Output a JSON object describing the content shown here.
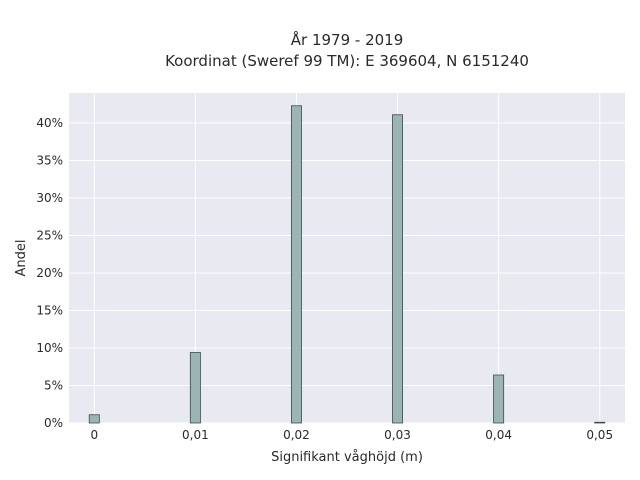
{
  "chart_data": {
    "type": "bar",
    "title_line1": "År 1979 - 2019",
    "title_line2": "Koordinat (Sweref 99 TM): E 369604, N 6151240",
    "xlabel": "Signifikant våghöjd (m)",
    "ylabel": "Andel",
    "xlim": [
      -0.0025,
      0.0525
    ],
    "ylim": [
      0,
      0.44
    ],
    "x_ticks": [
      {
        "value": 0,
        "label": "0"
      },
      {
        "value": 0.01,
        "label": "0,01"
      },
      {
        "value": 0.02,
        "label": "0,02"
      },
      {
        "value": 0.03,
        "label": "0,03"
      },
      {
        "value": 0.04,
        "label": "0,04"
      },
      {
        "value": 0.05,
        "label": "0,05"
      }
    ],
    "y_ticks": [
      {
        "value": 0,
        "label": "0%"
      },
      {
        "value": 0.05,
        "label": "5%"
      },
      {
        "value": 0.1,
        "label": "10%"
      },
      {
        "value": 0.15,
        "label": "15%"
      },
      {
        "value": 0.2,
        "label": "20%"
      },
      {
        "value": 0.25,
        "label": "25%"
      },
      {
        "value": 0.3,
        "label": "30%"
      },
      {
        "value": 0.35,
        "label": "35%"
      },
      {
        "value": 0.4,
        "label": "40%"
      }
    ],
    "bin_width": 0.001,
    "x": [
      0,
      0.01,
      0.02,
      0.03,
      0.04,
      0.05
    ],
    "values": [
      0.011,
      0.094,
      0.423,
      0.411,
      0.064,
      0.001
    ],
    "grid": true,
    "colors": {
      "plot_background": "#e9e9f1",
      "grid": "#ffffff",
      "bar_fill": "#9bb5b4",
      "bar_stroke": "#3d4a4a"
    }
  }
}
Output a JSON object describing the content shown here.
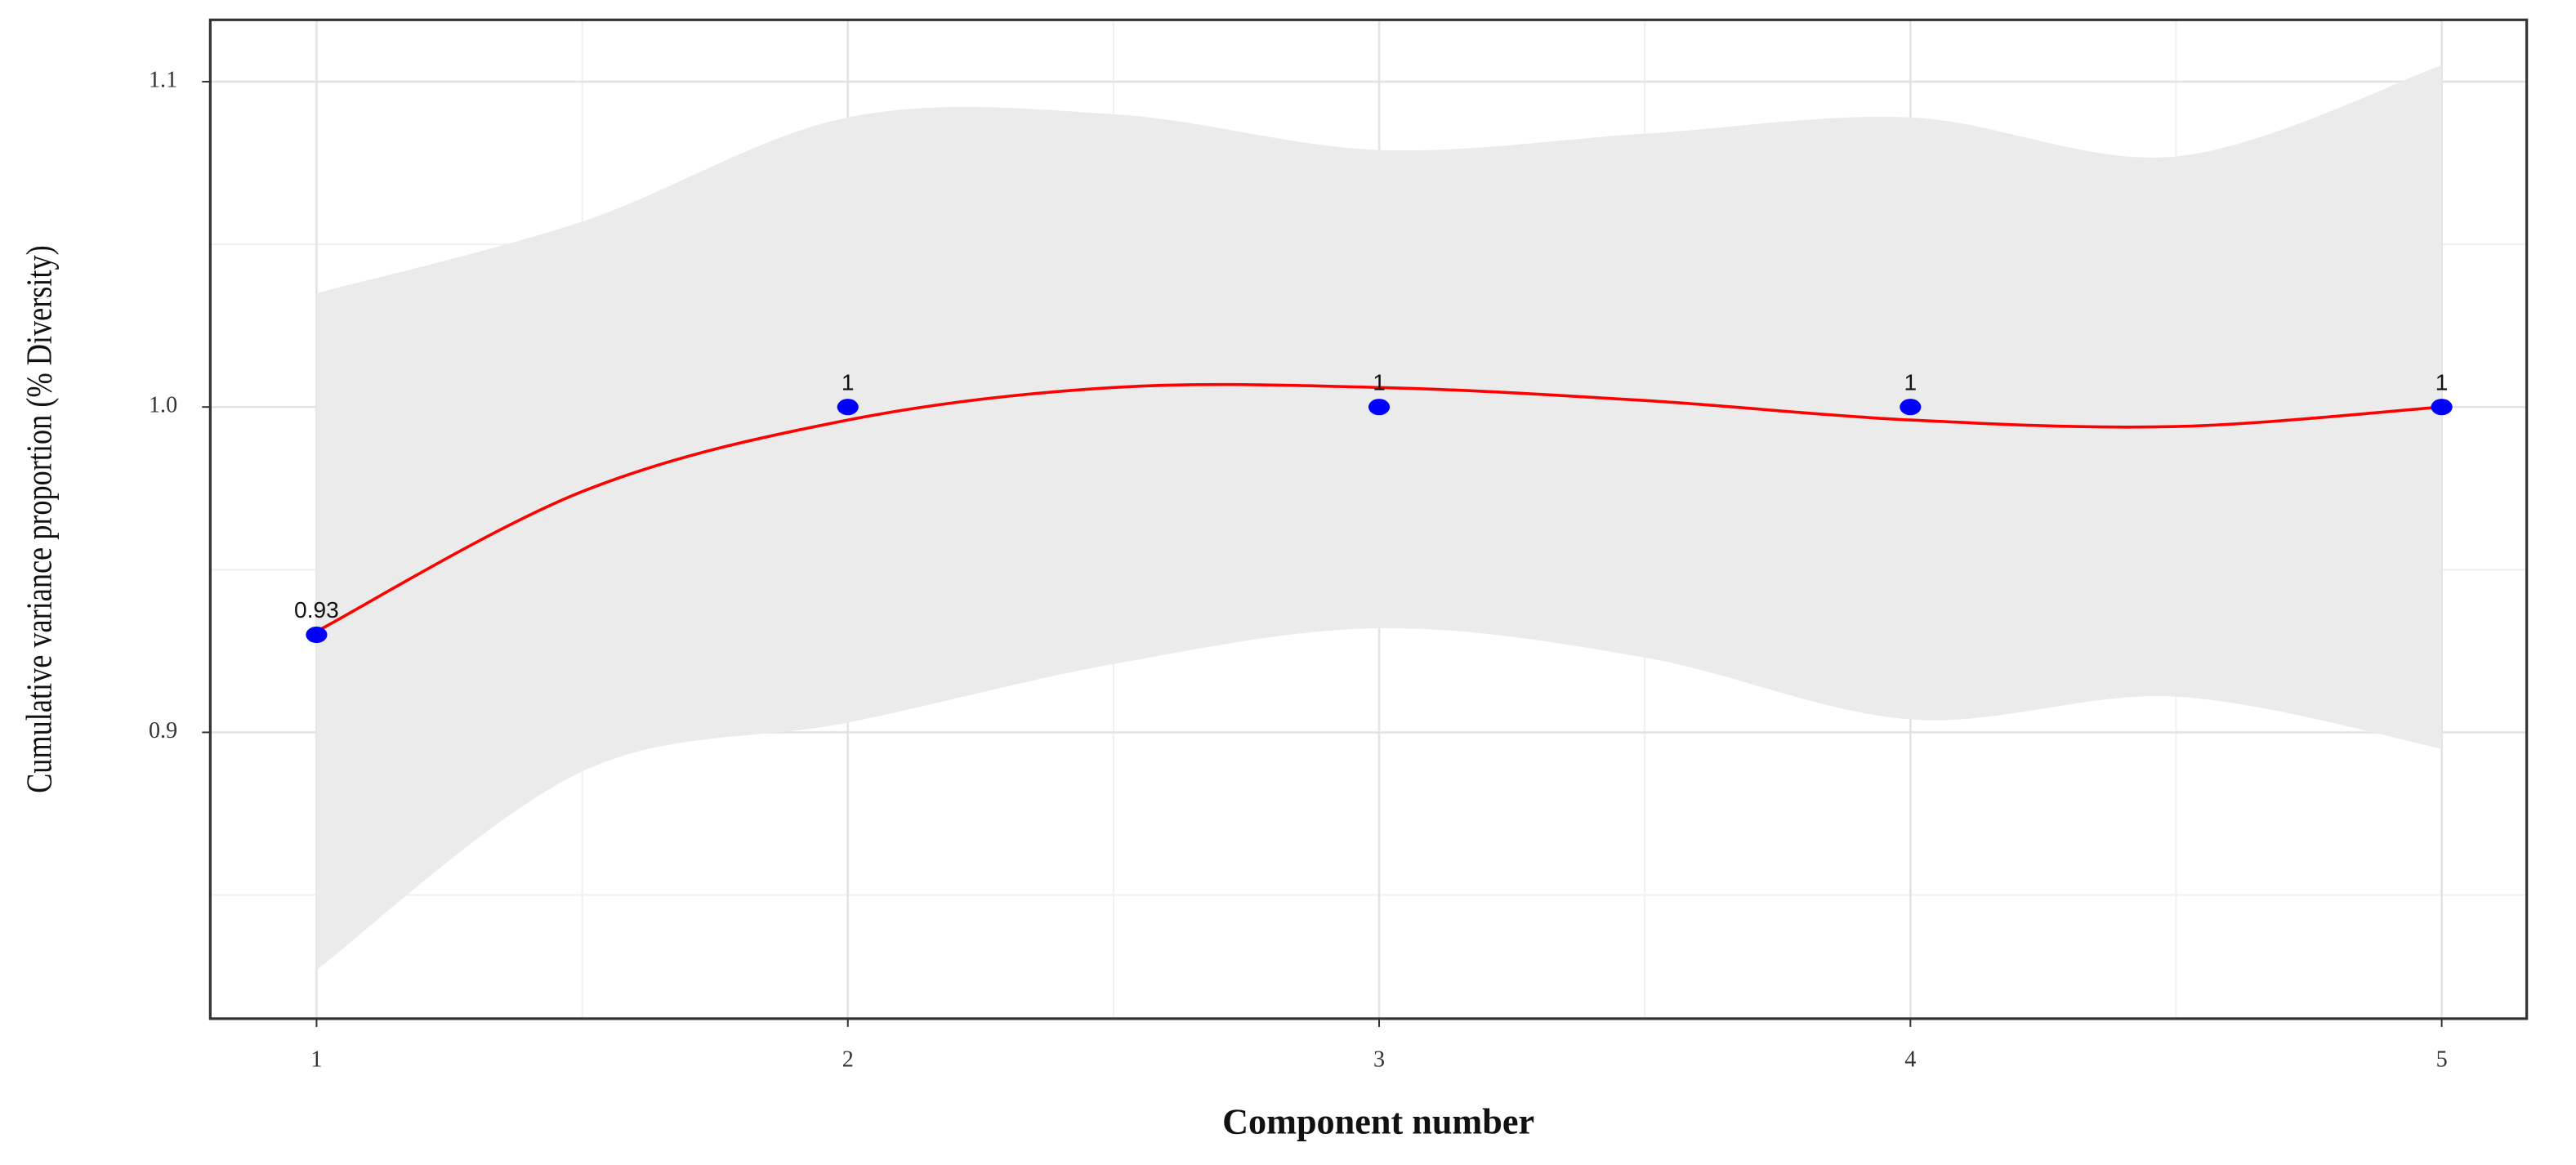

----------

# Your objective
Write out each line again precisely as it appears, skipping every picture.

# Exercise response
Output a JSON object describing the content shown here.
{
  "chart_data": {
    "type": "bar",
    "title_line1": "År 1979 - 2019",
    "title_line2": "Koordinat (Sweref 99 TM): E 369604, N 6151240",
    "xlabel": "Signifikant våghöjd (m)",
    "ylabel": "Andel",
    "xlim": [
      -0.0025,
      0.0525
    ],
    "ylim": [
      0,
      0.44
    ],
    "x_ticks": [
      {
        "value": 0,
        "label": "0"
      },
      {
        "value": 0.01,
        "label": "0,01"
      },
      {
        "value": 0.02,
        "label": "0,02"
      },
      {
        "value": 0.03,
        "label": "0,03"
      },
      {
        "value": 0.04,
        "label": "0,04"
      },
      {
        "value": 0.05,
        "label": "0,05"
      }
    ],
    "y_ticks": [
      {
        "value": 0,
        "label": "0%"
      },
      {
        "value": 0.05,
        "label": "5%"
      },
      {
        "value": 0.1,
        "label": "10%"
      },
      {
        "value": 0.15,
        "label": "15%"
      },
      {
        "value": 0.2,
        "label": "20%"
      },
      {
        "value": 0.25,
        "label": "25%"
      },
      {
        "value": 0.3,
        "label": "30%"
      },
      {
        "value": 0.35,
        "label": "35%"
      },
      {
        "value": 0.4,
        "label": "40%"
      }
    ],
    "bin_width": 0.001,
    "x": [
      0,
      0.01,
      0.02,
      0.03,
      0.04,
      0.05
    ],
    "values": [
      0.011,
      0.094,
      0.423,
      0.411,
      0.064,
      0.001
    ],
    "grid": true,
    "colors": {
      "plot_background": "#e9e9f1",
      "grid": "#ffffff",
      "bar_fill": "#9bb5b4",
      "bar_stroke": "#3d4a4a"
    }
  }
}
Output a JSON object describing the content shown here.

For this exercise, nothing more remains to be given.